What the exercise asks
Can you transcribe every record below exactly as it appears?

━━━━

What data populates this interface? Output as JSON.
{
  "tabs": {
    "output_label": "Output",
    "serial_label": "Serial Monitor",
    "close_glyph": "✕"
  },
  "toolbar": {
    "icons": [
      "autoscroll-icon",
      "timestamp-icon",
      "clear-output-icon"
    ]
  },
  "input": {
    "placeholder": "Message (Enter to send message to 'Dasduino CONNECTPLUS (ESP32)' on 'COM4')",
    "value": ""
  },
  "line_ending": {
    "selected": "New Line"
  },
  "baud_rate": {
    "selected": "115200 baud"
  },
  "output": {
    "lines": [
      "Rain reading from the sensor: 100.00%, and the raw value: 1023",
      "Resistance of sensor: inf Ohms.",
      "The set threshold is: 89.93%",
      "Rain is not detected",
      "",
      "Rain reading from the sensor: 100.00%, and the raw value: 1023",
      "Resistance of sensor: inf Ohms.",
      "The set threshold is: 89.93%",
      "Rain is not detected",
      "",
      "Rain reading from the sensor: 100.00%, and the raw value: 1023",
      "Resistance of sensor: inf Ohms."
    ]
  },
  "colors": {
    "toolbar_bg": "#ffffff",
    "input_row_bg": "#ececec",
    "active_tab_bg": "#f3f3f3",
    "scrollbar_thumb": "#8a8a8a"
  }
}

━━━━

Task solution
What data populates this interface? Output as JSON.
{
  "tabs": {
    "output_label": "Output",
    "serial_label": "Serial Monitor",
    "close_glyph": "✕"
  },
  "toolbar": {
    "icons": [
      "autoscroll-icon",
      "timestamp-icon",
      "clear-output-icon"
    ]
  },
  "input": {
    "placeholder": "Message (Enter to send message to 'Dasduino CONNECTPLUS (ESP32)' on 'COM4')",
    "value": ""
  },
  "line_ending": {
    "selected": "New Line"
  },
  "baud_rate": {
    "selected": "115200 baud"
  },
  "output": {
    "lines": [
      "Rain reading from the sensor: 100.00%, and the raw value: 1023",
      "Resistance of sensor: inf Ohms.",
      "The set threshold is: 89.93%",
      "Rain is not detected",
      "",
      "Rain reading from the sensor: 100.00%, and the raw value: 1023",
      "Resistance of sensor: inf Ohms.",
      "The set threshold is: 89.93%",
      "Rain is not detected",
      "",
      "Rain reading from the sensor: 100.00%, and the raw value: 1023",
      "Resistance of sensor: inf Ohms."
    ]
  },
  "colors": {
    "toolbar_bg": "#ffffff",
    "input_row_bg": "#ececec",
    "active_tab_bg": "#f3f3f3",
    "scrollbar_thumb": "#8a8a8a"
  }
}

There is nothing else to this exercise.